Scan the records below. List lines holding "CHUVA".

+++++

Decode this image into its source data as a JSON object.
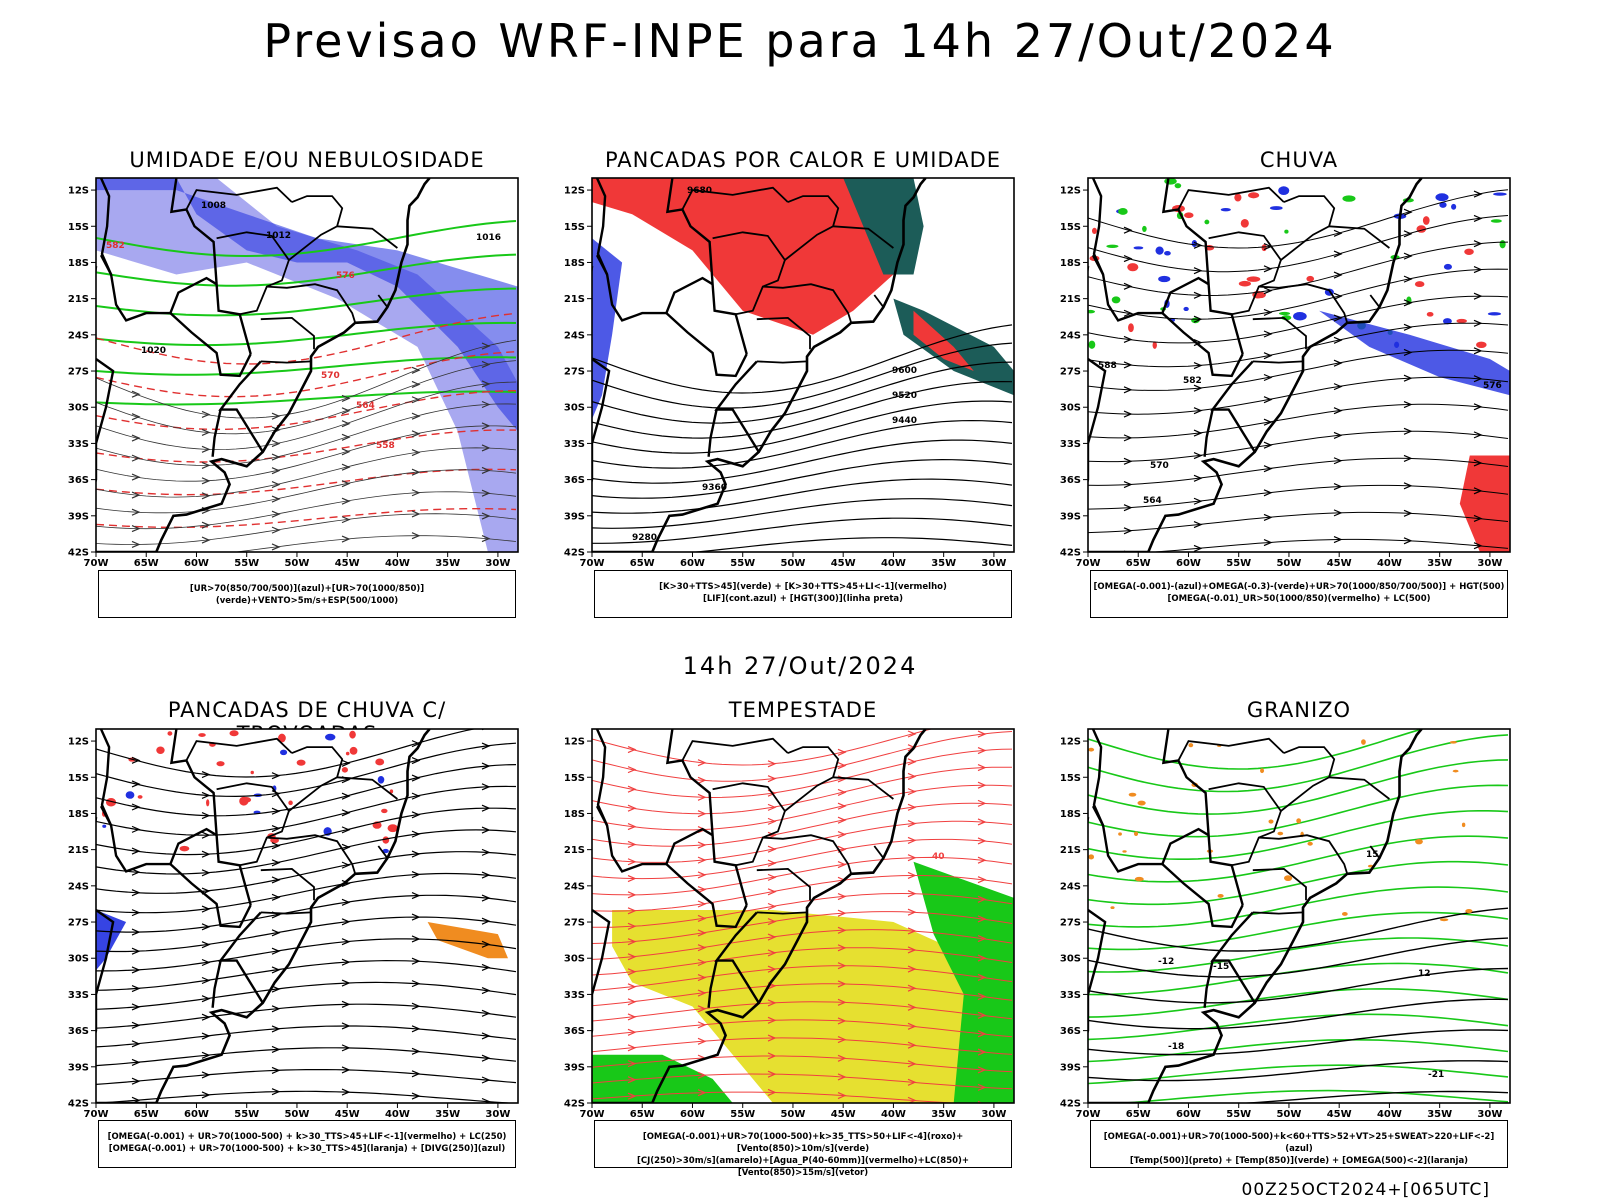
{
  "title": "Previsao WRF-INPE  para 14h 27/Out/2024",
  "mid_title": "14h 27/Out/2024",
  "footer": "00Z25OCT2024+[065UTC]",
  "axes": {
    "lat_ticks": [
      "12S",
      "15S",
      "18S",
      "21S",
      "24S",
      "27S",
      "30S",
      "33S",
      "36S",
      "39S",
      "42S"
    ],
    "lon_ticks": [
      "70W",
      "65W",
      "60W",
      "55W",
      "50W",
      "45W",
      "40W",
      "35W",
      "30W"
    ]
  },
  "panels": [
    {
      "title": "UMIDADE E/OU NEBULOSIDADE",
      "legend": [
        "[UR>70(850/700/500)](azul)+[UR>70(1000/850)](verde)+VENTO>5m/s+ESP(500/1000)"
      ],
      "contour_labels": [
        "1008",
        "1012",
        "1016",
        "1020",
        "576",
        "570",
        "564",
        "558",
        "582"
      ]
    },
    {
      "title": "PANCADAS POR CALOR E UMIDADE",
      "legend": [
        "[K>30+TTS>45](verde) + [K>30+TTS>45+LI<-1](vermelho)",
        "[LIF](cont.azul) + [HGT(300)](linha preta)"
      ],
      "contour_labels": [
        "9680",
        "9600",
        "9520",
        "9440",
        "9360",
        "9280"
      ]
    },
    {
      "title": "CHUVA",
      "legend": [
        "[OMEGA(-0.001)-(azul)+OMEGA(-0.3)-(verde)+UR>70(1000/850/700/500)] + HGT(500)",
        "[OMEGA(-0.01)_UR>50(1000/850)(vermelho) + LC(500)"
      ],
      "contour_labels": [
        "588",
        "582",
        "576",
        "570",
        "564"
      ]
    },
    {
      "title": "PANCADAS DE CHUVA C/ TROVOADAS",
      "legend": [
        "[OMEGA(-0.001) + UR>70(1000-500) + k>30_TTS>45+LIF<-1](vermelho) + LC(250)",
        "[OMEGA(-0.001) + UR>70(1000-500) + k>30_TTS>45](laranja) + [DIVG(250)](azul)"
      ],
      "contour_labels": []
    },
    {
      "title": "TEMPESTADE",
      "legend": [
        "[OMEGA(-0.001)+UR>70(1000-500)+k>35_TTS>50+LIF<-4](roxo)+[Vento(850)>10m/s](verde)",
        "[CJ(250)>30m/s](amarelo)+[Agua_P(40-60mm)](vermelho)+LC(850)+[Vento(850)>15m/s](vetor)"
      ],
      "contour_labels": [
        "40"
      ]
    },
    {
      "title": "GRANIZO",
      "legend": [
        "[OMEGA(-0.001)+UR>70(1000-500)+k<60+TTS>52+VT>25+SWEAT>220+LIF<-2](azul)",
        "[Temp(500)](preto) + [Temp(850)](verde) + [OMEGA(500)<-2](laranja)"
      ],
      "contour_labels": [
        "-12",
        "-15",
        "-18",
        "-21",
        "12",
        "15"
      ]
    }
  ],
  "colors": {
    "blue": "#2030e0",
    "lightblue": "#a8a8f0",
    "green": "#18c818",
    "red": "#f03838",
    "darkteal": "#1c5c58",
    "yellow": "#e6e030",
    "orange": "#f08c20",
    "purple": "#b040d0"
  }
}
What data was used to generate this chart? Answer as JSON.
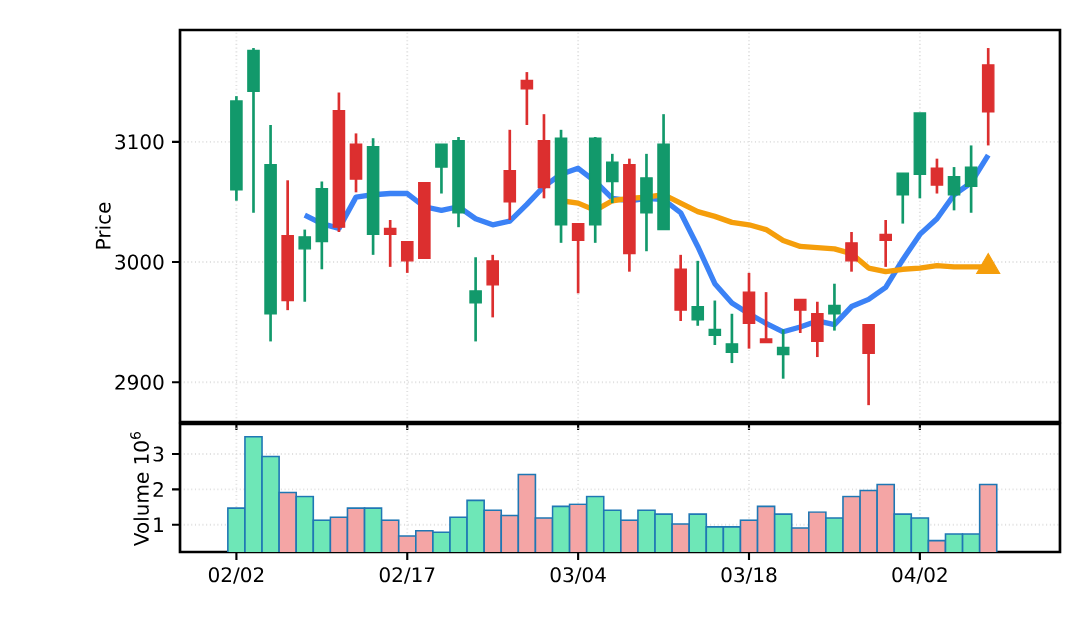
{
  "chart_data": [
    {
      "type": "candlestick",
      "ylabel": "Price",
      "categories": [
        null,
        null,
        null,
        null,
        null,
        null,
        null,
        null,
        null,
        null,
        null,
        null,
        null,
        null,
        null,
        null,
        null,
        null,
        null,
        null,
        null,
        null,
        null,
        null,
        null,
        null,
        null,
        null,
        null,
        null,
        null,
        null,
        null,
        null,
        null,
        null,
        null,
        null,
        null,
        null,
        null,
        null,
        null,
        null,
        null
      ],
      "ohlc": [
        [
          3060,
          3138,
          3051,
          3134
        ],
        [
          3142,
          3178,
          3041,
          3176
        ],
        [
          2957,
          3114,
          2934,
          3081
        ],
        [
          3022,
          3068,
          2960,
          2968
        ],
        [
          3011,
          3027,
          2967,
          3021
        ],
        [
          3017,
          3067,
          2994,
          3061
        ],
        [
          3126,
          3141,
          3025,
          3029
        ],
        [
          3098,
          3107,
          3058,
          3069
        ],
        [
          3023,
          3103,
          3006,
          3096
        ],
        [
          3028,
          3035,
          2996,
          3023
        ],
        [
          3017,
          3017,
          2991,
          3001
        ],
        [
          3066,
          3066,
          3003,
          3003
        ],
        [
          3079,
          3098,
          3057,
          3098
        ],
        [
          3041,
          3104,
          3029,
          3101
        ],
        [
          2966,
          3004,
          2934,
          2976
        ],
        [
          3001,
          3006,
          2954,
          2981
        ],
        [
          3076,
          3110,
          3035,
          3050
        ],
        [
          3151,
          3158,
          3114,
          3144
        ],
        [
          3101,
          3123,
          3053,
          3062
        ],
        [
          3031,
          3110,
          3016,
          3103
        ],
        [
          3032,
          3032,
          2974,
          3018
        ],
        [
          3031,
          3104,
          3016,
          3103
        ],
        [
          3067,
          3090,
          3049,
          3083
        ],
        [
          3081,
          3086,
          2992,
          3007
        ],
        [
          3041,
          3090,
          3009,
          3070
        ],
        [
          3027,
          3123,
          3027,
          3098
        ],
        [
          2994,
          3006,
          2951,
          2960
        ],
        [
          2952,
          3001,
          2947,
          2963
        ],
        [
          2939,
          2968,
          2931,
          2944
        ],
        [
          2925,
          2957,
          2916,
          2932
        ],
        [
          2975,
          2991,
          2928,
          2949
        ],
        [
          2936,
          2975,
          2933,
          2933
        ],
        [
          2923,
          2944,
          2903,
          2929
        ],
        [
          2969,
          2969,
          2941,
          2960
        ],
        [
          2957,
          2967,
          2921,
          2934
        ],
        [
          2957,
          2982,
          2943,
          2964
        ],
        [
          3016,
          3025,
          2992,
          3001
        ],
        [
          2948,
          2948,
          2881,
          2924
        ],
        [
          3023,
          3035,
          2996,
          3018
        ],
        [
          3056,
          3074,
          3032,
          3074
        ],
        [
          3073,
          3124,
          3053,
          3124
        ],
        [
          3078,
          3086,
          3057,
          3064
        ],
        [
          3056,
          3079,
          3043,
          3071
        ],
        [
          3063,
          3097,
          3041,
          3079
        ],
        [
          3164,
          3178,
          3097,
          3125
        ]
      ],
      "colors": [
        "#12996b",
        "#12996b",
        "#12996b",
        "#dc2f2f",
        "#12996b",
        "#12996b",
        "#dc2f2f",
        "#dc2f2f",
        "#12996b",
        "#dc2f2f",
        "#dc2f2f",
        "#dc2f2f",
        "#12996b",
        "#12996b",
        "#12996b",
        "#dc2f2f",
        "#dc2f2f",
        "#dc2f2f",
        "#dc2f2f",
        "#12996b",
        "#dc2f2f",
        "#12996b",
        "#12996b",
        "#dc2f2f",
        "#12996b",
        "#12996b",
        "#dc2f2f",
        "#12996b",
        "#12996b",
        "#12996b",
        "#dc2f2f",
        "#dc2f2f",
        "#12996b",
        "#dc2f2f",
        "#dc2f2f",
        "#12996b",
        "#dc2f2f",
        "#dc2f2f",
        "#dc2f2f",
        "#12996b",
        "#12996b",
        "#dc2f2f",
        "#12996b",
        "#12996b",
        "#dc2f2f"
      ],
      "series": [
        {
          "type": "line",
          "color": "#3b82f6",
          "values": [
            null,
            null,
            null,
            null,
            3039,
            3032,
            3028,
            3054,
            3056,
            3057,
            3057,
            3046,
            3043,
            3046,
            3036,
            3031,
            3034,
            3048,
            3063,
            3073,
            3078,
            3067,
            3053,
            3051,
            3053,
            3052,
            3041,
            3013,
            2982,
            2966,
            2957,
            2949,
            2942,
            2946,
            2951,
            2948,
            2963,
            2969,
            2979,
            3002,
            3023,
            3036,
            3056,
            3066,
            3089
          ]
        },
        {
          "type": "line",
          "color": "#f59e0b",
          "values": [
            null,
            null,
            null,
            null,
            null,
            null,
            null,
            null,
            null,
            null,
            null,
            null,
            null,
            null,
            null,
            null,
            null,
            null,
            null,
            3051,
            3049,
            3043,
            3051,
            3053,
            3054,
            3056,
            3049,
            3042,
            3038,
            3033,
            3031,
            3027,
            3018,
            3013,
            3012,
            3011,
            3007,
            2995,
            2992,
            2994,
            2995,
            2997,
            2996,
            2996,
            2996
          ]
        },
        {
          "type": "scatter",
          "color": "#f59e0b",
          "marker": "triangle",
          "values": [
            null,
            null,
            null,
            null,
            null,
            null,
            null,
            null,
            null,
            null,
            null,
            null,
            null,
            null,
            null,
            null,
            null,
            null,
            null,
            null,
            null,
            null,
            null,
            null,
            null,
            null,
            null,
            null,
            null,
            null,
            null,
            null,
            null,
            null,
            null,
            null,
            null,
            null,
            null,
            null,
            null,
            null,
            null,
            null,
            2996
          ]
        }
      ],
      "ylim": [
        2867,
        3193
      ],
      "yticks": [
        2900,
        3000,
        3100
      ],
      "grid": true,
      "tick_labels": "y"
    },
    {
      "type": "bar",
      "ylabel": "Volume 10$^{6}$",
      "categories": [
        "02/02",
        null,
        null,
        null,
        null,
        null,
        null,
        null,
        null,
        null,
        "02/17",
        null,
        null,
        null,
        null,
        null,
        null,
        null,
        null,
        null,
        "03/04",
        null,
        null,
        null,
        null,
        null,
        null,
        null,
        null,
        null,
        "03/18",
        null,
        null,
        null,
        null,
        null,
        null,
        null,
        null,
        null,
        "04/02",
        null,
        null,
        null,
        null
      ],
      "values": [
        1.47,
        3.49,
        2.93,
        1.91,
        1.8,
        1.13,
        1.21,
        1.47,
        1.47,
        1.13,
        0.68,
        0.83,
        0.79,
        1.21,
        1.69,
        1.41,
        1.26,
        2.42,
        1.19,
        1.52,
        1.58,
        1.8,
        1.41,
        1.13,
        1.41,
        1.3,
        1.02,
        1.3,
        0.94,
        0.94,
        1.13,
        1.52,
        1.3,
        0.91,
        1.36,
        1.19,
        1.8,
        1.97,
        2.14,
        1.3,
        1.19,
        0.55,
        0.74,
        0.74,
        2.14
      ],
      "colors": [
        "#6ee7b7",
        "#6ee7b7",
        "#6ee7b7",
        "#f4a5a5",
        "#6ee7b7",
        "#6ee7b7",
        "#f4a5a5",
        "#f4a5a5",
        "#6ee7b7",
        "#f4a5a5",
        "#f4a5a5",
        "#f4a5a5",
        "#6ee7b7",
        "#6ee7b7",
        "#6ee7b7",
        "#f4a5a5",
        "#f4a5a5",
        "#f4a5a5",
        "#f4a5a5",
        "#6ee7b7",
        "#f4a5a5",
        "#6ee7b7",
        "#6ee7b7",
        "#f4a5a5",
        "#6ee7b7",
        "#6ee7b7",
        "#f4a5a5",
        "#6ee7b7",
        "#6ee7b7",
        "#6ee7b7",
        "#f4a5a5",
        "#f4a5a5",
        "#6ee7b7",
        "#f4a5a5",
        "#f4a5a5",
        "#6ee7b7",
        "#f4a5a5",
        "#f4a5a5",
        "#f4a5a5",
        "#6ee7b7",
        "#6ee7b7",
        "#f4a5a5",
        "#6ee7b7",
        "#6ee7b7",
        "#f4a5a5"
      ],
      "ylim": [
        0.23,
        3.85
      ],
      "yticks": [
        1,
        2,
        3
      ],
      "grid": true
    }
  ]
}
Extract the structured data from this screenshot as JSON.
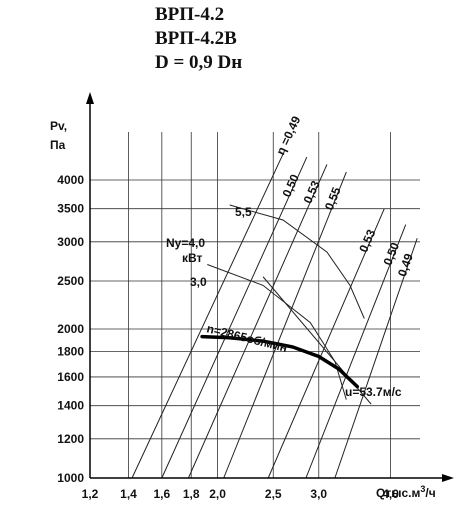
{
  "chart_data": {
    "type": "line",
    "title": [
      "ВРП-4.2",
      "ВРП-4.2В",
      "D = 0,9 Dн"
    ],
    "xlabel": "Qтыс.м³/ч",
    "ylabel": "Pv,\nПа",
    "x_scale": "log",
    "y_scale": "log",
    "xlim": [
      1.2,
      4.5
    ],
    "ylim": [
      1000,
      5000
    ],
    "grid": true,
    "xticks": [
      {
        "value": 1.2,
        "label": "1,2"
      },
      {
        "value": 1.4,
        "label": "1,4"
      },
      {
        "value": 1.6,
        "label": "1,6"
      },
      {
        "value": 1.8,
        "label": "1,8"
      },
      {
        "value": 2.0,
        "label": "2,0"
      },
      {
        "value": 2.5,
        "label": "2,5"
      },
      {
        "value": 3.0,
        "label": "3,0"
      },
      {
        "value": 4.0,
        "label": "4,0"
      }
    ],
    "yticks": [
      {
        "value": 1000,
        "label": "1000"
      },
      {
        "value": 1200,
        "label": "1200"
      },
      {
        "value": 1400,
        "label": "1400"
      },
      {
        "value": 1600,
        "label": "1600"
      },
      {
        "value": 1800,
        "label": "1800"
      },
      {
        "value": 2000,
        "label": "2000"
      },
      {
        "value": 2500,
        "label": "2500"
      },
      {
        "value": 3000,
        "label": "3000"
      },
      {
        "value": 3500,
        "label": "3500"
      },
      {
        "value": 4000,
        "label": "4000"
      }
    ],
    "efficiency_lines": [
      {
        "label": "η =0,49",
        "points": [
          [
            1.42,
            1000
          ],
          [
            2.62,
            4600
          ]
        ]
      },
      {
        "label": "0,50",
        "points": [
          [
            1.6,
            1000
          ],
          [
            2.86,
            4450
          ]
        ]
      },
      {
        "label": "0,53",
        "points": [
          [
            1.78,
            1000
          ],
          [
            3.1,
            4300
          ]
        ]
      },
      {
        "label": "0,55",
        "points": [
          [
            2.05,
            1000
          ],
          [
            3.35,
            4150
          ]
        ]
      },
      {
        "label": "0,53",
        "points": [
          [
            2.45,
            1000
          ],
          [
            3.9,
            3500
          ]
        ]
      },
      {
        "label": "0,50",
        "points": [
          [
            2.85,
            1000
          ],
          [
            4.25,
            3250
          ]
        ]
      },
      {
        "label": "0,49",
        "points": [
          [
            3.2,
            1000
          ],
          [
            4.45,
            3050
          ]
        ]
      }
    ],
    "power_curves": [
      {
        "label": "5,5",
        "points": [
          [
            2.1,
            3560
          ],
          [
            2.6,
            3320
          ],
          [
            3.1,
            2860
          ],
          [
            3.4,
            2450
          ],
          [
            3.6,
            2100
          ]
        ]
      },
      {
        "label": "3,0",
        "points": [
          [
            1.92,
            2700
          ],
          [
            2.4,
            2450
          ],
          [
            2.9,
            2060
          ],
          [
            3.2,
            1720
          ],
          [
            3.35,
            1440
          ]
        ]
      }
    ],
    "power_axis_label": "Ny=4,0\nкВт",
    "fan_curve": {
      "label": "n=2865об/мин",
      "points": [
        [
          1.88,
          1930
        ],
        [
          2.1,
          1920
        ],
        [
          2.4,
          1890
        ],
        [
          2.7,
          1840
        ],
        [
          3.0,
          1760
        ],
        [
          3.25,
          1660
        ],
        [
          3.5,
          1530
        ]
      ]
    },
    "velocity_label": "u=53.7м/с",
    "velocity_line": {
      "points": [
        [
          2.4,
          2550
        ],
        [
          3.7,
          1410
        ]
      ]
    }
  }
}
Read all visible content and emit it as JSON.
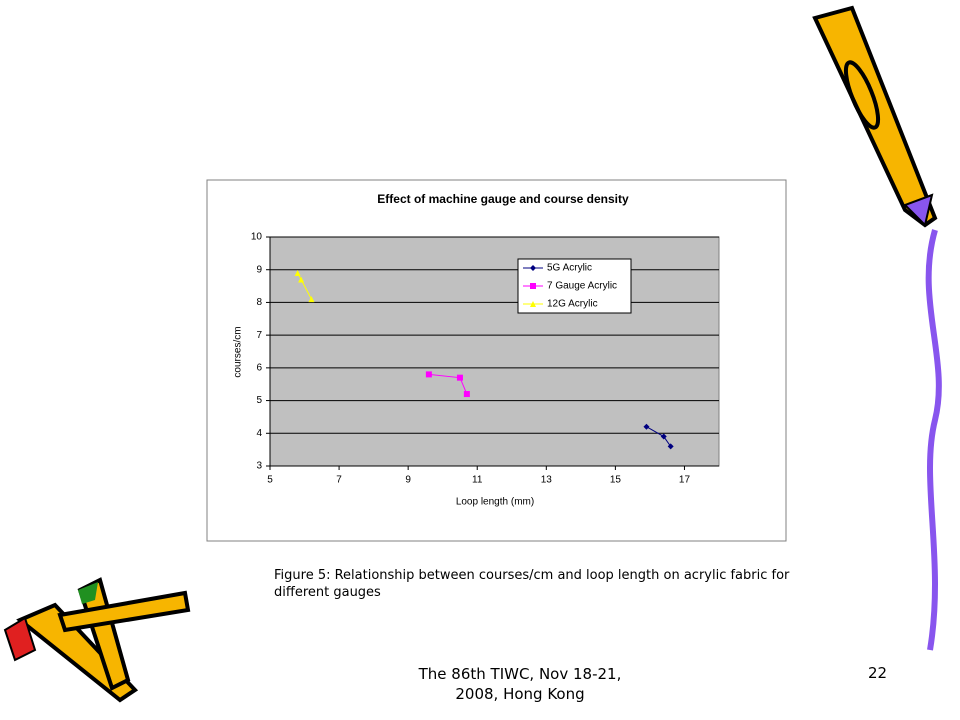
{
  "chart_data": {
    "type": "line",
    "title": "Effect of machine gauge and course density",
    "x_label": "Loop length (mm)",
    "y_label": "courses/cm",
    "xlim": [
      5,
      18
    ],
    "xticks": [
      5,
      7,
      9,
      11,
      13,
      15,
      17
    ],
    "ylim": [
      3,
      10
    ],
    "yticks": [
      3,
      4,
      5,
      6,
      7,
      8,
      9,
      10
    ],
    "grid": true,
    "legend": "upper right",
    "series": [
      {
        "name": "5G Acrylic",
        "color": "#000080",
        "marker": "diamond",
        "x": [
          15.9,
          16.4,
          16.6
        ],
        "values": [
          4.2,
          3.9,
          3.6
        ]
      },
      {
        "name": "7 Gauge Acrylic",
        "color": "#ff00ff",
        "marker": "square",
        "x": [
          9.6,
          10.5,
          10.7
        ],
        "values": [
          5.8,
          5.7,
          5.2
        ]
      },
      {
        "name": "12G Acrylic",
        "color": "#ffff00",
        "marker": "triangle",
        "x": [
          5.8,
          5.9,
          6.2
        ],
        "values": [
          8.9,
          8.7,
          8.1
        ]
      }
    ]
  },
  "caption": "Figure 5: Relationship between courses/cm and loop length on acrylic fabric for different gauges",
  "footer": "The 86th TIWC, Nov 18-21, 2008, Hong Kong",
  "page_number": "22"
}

+++++

** Result of the task **
      "title": "CHUVA",
      "title": "PANCADAS DE CHUVA C/ TROVOADAS",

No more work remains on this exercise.